— Start of RECORDED DATA —
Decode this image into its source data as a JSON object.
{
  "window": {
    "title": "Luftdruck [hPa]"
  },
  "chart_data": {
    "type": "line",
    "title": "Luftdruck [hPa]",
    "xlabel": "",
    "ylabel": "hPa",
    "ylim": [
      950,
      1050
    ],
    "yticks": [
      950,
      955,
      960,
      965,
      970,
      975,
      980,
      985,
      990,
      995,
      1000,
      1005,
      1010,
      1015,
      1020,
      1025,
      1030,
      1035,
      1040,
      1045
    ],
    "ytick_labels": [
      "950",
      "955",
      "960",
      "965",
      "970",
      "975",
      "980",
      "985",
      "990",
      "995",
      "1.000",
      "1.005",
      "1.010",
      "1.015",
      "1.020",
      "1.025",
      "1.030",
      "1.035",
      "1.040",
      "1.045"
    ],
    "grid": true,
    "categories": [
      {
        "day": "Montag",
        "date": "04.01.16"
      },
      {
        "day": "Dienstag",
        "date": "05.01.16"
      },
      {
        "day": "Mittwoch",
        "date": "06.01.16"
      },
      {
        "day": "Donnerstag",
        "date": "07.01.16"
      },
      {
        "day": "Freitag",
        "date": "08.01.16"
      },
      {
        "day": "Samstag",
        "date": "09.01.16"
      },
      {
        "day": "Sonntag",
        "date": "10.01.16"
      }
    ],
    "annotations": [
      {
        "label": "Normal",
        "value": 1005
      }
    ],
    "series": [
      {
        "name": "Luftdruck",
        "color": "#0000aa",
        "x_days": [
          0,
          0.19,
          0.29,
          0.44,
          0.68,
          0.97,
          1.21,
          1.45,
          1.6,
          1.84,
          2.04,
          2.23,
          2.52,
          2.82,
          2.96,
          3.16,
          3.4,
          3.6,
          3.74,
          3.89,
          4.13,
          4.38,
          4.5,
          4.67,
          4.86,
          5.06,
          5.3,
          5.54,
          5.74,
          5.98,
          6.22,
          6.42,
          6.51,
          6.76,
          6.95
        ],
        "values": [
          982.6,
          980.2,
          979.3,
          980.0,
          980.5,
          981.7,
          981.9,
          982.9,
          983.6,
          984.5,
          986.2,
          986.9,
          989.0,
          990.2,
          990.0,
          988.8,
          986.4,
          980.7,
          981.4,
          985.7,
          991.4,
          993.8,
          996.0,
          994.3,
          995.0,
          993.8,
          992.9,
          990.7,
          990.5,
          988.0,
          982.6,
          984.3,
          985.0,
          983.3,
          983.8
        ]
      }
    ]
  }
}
— End of RECORDED DATA —
#### WHAT IS NEEDED:
Report each line of the material above where the word "title" appears.

#### WRITTEN SOLUTION:
    "title": "Luftdruck [hPa]"
    "title": "Luftdruck [hPa]",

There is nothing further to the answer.